## TEXTE À LIRE

---+---

COSTA-RICA: Rios Vivos

de Roland Spendlingwimmer Longo maï - Costa Rica, 7 mai 2014, publié à Archipel 225

Dans le cadre de la globalisation mondiale, depuis 40 ans, des sociétés par actions multinationales veulent s’emparer de secteurs rentables comme les télécommunications, l’électricité, la santé, la formation, l’eau potable et le traitement des eaux usées, etc.

Malgré les critiques sévères de la part de la Compagnie Costaricaine d’Electricité (ICE), d’universités, du Procureur, de l’Institution pour la Régulation des Services Publics (ARESEP), de la Cour, de commissions parlementaires, de secteurs sociaux et de populations concernées, le gouvernement a de nouveau déclaré la privatisation de la production d’électricité comme l’objectif de sa politique énergétique.

---+---

## LIGNES AFFICHÉES
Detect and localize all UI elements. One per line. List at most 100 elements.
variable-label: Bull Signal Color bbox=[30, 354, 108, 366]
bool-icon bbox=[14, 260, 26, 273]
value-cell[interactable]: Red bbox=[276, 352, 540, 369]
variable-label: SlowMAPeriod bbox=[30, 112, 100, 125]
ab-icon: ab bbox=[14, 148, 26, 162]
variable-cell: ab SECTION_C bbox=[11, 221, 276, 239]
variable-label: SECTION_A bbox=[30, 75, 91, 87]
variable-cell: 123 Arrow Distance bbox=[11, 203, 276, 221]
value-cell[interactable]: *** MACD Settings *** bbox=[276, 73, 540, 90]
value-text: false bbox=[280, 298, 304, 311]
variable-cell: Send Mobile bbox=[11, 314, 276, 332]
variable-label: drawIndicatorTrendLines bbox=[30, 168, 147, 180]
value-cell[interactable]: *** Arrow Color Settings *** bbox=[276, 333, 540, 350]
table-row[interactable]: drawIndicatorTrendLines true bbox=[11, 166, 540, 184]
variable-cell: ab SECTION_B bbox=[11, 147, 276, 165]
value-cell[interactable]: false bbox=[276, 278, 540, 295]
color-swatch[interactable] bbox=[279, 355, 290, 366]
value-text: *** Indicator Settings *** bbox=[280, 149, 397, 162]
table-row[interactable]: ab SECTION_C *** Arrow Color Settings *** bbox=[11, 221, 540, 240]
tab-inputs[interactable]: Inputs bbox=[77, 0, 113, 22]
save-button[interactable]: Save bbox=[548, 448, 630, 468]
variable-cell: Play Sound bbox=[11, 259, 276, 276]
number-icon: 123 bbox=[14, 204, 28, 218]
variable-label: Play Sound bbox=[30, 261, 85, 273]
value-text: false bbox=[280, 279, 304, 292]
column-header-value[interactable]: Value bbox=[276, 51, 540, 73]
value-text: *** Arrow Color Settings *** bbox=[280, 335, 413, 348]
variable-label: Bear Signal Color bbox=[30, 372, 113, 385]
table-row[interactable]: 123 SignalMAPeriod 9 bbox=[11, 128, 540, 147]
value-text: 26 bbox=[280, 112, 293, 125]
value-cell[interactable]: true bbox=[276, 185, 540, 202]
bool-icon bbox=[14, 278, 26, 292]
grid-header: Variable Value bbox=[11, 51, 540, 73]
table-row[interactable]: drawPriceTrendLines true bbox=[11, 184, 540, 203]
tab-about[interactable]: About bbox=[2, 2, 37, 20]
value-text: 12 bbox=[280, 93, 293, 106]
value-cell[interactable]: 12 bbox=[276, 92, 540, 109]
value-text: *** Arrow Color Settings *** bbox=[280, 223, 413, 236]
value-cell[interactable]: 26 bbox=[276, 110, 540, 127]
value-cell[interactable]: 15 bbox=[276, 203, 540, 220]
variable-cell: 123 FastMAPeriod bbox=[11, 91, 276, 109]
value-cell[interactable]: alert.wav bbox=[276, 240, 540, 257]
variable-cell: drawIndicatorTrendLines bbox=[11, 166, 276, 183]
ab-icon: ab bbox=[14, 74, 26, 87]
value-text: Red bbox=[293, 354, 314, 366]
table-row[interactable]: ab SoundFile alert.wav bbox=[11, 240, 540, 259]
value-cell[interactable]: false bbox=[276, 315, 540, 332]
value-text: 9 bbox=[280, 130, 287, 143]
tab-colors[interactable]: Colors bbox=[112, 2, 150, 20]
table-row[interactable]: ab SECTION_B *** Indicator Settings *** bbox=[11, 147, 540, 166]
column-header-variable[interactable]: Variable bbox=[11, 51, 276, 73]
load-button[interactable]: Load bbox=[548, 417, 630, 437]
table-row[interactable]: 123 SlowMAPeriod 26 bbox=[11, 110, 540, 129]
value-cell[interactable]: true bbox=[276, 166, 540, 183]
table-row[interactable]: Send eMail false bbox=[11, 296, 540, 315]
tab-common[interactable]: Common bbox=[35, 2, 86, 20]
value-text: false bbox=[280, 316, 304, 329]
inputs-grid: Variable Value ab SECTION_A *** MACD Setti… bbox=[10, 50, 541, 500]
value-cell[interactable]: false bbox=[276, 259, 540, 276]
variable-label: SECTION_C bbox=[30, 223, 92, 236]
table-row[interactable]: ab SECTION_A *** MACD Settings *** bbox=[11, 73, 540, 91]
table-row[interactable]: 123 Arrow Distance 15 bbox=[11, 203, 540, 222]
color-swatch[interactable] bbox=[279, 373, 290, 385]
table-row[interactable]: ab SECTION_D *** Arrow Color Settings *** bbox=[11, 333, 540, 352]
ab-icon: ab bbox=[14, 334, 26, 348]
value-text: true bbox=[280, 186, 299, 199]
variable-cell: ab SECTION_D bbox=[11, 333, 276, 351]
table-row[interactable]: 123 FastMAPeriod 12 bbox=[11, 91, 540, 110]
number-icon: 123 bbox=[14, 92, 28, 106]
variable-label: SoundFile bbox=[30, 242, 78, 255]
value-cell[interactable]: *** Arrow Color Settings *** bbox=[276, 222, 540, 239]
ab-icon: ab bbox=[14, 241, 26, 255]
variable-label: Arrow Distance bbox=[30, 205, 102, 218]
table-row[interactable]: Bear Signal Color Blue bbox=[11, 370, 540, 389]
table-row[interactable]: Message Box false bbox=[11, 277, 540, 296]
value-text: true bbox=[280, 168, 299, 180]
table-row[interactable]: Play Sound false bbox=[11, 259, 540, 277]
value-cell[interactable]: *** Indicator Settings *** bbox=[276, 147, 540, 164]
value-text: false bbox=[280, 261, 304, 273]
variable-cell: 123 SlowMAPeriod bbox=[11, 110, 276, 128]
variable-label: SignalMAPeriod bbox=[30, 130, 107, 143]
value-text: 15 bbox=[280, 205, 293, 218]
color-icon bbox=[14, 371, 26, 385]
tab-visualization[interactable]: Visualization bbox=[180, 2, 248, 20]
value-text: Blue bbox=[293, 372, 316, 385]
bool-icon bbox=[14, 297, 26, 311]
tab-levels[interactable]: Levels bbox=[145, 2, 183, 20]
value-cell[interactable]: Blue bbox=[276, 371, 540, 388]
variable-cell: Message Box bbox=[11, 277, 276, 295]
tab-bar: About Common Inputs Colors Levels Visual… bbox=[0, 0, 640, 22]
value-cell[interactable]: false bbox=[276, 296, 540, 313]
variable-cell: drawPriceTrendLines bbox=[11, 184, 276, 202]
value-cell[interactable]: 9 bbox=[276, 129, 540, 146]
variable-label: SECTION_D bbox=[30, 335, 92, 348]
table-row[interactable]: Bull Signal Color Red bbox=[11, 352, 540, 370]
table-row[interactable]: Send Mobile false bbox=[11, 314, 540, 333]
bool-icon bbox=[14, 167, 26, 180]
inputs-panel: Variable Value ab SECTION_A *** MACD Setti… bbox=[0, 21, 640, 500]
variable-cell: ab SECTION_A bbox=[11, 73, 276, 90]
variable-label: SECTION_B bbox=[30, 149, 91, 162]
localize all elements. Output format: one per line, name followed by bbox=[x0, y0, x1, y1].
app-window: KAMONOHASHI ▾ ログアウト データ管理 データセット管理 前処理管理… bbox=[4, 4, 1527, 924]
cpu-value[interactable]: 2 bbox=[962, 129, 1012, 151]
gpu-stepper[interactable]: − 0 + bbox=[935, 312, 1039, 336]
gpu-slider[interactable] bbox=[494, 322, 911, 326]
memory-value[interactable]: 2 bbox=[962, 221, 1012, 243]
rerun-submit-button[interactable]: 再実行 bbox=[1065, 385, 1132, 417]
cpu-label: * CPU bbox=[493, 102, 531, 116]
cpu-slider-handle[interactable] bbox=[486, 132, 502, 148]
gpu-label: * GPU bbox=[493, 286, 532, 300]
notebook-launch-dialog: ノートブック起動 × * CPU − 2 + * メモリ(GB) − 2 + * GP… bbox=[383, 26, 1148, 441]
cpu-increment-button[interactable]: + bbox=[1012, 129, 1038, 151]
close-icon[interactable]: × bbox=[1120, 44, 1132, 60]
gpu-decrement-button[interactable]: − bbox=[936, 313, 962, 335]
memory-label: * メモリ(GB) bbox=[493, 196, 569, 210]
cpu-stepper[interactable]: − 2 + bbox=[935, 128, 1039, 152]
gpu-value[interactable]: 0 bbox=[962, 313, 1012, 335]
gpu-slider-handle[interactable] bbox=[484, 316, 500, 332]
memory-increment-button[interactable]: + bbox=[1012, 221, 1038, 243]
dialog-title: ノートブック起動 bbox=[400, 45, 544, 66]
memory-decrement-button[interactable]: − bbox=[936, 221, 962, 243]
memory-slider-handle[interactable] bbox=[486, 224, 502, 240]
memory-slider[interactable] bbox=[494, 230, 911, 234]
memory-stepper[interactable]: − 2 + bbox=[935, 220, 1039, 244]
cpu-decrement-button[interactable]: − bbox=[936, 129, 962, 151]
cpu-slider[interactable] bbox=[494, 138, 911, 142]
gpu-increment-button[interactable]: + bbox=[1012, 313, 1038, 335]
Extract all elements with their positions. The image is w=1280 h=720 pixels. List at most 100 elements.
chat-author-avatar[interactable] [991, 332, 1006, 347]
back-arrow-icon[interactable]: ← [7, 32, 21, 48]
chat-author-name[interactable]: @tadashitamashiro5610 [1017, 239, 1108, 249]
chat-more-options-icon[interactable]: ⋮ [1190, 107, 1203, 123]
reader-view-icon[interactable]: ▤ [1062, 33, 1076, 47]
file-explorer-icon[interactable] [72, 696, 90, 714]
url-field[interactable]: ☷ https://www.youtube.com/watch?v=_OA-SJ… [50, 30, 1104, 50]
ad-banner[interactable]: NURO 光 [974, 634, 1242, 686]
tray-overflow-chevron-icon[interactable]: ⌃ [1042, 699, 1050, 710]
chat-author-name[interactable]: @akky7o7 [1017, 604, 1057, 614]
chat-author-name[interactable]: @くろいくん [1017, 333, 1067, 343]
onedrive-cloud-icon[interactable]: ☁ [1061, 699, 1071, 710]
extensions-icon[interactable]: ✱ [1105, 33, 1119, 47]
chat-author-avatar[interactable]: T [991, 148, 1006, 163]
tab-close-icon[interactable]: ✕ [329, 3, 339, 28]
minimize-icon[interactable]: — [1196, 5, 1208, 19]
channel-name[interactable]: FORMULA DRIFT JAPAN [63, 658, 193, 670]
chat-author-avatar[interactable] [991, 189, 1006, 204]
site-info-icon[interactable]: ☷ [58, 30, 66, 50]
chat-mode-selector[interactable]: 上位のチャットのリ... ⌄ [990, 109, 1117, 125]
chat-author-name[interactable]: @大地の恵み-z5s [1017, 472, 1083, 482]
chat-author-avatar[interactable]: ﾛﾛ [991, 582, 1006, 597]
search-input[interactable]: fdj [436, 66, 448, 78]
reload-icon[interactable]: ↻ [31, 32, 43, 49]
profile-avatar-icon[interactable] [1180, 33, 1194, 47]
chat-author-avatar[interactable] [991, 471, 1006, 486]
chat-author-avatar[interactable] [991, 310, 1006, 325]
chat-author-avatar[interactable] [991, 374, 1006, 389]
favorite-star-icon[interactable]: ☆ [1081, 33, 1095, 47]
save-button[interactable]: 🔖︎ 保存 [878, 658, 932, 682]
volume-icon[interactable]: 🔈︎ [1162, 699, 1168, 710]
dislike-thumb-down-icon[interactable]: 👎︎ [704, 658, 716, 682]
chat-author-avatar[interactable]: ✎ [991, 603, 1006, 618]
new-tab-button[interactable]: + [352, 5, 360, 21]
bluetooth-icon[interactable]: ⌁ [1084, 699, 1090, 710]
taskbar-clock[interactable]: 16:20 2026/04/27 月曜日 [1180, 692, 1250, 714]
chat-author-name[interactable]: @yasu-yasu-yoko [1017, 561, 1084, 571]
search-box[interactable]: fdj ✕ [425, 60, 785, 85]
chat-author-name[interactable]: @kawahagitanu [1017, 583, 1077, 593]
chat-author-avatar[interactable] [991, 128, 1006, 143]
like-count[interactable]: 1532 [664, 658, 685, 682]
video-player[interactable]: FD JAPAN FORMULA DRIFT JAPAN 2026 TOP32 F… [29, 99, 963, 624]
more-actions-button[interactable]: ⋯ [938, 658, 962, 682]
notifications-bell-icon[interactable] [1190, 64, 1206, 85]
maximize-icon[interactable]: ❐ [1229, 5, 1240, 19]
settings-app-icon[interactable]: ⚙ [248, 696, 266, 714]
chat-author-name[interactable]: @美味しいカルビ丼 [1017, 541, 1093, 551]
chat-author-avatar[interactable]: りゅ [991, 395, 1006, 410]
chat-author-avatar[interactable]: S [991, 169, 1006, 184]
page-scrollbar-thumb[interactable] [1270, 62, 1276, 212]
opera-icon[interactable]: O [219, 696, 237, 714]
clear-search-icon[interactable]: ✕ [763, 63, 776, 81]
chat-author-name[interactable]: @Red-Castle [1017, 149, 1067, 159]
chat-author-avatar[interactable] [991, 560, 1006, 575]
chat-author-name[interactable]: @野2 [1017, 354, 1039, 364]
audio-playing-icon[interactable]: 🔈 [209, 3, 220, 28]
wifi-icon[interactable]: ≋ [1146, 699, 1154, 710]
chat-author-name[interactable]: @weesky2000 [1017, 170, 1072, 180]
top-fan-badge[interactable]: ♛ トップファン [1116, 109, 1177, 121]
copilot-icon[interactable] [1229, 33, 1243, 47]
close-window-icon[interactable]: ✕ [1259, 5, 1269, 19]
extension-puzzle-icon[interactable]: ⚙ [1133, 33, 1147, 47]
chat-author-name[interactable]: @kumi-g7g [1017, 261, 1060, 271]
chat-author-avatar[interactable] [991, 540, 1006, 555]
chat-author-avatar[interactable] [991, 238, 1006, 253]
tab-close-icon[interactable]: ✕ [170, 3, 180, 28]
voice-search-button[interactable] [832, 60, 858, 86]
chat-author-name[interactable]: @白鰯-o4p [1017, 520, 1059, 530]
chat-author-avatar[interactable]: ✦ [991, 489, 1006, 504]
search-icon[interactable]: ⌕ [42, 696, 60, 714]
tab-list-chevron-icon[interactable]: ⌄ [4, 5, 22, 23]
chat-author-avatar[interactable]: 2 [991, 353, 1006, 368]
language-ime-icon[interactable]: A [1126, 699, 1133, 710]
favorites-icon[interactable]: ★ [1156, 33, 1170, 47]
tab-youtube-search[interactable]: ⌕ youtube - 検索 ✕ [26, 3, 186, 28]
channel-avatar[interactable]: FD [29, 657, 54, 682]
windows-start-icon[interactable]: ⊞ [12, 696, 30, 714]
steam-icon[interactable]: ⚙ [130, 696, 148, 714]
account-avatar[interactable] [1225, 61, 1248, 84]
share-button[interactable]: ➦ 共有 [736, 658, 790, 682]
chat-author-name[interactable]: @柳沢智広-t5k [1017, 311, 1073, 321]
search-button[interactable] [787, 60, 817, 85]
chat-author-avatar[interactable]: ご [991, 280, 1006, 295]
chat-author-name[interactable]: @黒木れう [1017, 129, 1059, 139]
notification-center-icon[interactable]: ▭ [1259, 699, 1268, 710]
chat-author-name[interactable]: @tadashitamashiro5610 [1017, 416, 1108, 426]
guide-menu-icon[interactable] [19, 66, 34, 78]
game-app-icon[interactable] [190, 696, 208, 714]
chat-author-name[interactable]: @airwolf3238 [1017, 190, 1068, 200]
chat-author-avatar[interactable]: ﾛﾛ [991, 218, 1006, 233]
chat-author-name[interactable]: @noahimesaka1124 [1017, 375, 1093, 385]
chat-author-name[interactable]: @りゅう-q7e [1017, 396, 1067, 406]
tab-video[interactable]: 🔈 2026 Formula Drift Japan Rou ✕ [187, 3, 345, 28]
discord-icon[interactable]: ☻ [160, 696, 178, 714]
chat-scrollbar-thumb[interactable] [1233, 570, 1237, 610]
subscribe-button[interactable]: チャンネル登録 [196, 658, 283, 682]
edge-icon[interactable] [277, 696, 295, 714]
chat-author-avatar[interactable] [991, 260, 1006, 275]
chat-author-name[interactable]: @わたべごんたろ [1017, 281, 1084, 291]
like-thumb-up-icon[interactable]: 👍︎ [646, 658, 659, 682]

---+---

## À COMPLÉTER
[1] D'après le texte sur le Costa Rica, quel objectif de sa politique énergétique le gouvernement a-t-il de nouveau déclaré ?
[2] Donnez la suite du texte sur l'électricité au Costa Rica après sa dernière phrase.

## EXERCICES CORRIGÉS
[1] La privatisation de la production d'électricité.

[2]
Menaces sur les rivières tropicales Dans ce but, le gouvernement a fait adopter deux lois très controversées (n° 7200 et 7508) qui devraient confier 30% (140 MW) de la production électrique au domaine privé. Ce processus a affaibli l’entreprise d’Etat ICE et est également responsable de l’augmentation du prix de l’électricité au cours des 20 dernières années. Un chiffre: en 2011, les fournisseurs privés ont engrangé 109.701.774 dollars en utilisant le réseau d’électricité publique. En 20 ans, cette somme serait équivalente aux coûts de construction de la future raffinerie à Limon (Costa Rica).
Sur les 140 MW, 100 viendront d’éoliennes et 40 de projets hydroélectriques. Onze entreprises ont déjà demandé des droits d’eau, et une multitude de candidats attendent aujourd’hui une autorisation des autorités de l’Environnement (SETENA). De nombreux candidats misent sur l’ouverture totale du marché suite à des lois déjà soumises au Parlement. Les entrepreneurs privés se pressent car après la signature du contrat, ils n’auront qu’un an pour fournir l’étude d’impact environnemental, et savent par ailleurs qu’il faut s’attendre à des conflits sociaux et environnementaux.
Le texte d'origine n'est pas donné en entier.